(Records from a dataset)

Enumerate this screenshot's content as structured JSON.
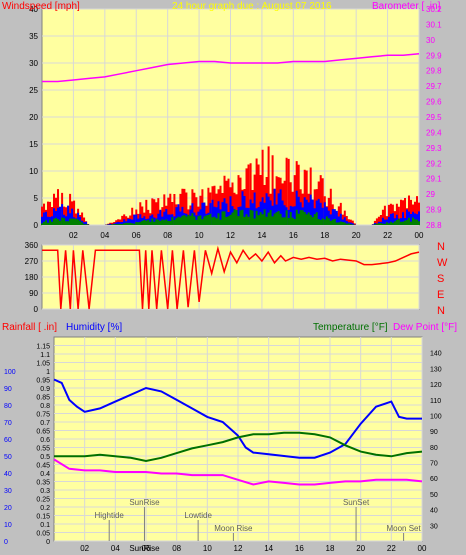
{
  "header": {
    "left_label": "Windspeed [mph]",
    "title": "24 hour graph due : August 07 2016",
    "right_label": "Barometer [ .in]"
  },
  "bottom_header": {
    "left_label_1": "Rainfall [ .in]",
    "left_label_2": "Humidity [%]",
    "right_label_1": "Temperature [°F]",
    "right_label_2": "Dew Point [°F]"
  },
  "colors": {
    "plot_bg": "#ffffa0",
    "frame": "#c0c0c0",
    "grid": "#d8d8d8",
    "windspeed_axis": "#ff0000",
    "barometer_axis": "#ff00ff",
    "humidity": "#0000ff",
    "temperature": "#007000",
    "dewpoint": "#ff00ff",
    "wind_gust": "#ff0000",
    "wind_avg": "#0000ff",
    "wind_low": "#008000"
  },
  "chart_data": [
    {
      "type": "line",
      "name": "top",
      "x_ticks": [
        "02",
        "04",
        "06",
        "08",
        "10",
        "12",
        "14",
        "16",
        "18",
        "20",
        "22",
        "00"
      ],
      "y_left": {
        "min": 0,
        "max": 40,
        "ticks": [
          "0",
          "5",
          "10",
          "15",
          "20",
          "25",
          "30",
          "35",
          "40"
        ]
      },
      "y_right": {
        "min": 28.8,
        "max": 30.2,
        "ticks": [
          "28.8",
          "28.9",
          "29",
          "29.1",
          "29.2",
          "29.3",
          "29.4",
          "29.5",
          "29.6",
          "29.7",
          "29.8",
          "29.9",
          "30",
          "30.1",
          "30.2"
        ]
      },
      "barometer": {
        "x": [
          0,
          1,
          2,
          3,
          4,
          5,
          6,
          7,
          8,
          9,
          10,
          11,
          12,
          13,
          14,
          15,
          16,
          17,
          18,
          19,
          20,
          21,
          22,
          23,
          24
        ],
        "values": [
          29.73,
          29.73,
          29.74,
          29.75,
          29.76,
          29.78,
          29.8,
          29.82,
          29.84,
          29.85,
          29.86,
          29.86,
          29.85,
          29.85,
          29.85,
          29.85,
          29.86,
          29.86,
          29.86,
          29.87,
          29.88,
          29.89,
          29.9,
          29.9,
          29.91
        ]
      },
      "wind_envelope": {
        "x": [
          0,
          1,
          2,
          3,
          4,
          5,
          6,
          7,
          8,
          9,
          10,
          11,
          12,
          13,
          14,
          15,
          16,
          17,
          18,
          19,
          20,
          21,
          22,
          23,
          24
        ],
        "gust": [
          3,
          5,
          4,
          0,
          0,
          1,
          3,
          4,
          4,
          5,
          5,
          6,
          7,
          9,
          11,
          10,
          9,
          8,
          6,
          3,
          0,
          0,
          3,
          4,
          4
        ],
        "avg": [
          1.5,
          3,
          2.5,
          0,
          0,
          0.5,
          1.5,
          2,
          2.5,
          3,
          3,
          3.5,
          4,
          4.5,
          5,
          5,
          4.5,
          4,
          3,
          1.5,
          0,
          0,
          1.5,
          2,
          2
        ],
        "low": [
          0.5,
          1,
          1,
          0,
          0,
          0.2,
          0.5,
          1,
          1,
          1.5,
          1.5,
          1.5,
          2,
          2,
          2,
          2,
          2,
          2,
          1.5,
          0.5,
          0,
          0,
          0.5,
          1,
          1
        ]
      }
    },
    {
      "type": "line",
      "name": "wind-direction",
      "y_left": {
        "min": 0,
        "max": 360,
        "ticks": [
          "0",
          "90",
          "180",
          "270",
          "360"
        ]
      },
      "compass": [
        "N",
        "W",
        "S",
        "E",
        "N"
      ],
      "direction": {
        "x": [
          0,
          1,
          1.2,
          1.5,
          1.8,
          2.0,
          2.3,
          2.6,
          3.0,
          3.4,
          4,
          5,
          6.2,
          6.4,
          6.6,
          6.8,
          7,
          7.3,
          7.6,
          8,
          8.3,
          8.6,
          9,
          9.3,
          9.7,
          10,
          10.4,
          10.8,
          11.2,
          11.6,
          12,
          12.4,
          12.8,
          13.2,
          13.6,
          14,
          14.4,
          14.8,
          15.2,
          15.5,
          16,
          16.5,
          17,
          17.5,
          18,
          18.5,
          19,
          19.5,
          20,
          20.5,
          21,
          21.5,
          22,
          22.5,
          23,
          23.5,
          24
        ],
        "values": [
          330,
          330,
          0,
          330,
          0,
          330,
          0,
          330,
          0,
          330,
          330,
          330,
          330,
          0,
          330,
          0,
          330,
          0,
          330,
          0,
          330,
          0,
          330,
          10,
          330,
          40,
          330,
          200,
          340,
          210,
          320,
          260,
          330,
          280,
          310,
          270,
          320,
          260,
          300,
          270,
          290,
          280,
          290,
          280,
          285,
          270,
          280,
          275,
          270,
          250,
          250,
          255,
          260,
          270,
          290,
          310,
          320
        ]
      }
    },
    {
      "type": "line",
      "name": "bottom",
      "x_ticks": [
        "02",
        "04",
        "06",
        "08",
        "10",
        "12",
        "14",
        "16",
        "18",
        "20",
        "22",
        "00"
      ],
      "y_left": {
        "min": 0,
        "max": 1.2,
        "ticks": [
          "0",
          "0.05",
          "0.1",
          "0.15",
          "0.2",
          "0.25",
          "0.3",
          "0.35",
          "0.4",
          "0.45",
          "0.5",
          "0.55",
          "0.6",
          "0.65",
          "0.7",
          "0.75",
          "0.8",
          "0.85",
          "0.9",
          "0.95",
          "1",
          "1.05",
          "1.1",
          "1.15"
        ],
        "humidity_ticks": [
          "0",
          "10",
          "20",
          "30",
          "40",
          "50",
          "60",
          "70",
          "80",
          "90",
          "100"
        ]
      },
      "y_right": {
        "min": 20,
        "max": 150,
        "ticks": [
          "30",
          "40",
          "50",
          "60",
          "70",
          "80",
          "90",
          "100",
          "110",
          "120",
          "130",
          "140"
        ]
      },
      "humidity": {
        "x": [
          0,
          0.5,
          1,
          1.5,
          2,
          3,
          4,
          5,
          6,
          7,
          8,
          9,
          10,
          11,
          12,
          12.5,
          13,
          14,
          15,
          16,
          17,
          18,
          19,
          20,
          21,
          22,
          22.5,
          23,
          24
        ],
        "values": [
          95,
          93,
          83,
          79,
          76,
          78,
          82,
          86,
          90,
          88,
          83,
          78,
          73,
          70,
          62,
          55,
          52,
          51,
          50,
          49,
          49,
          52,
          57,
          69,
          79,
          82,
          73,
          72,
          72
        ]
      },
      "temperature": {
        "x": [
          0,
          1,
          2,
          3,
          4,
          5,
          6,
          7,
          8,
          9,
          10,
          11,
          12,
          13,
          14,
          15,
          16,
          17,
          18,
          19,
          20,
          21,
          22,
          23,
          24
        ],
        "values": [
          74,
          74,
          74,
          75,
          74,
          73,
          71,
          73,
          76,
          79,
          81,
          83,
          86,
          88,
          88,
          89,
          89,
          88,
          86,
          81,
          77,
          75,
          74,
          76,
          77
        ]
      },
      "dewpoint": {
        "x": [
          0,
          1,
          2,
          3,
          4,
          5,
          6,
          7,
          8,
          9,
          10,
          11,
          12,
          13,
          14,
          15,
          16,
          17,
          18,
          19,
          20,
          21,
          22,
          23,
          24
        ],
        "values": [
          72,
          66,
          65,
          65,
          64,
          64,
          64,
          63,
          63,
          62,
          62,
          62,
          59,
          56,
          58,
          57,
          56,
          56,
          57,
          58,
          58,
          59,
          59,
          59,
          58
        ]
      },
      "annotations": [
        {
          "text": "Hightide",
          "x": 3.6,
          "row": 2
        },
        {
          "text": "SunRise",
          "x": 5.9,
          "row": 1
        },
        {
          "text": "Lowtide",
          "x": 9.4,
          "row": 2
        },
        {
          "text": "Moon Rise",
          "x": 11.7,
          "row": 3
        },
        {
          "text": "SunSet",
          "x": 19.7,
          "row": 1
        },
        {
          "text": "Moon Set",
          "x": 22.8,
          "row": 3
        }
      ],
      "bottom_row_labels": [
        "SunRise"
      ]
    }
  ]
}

==

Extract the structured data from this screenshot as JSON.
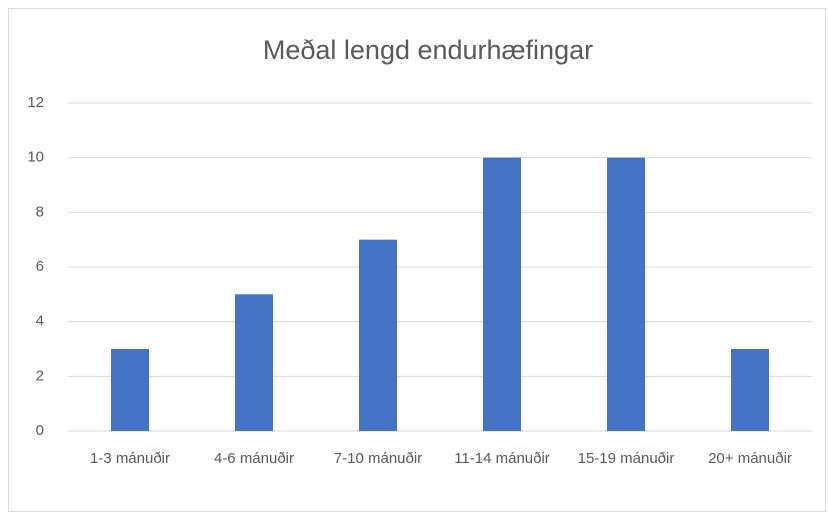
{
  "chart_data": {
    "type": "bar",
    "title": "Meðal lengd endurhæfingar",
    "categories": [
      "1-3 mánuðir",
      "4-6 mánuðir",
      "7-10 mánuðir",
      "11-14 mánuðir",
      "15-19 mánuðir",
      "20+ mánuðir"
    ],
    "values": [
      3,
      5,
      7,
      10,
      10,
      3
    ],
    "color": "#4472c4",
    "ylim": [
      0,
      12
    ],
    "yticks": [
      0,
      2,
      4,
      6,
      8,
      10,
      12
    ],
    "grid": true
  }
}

## Instruction:
Copy every single line of the material above that holds "JSON".

## In response:
Enumerate this screenshot's content as structured JSON.
Extract the structured data from this screenshot as JSON.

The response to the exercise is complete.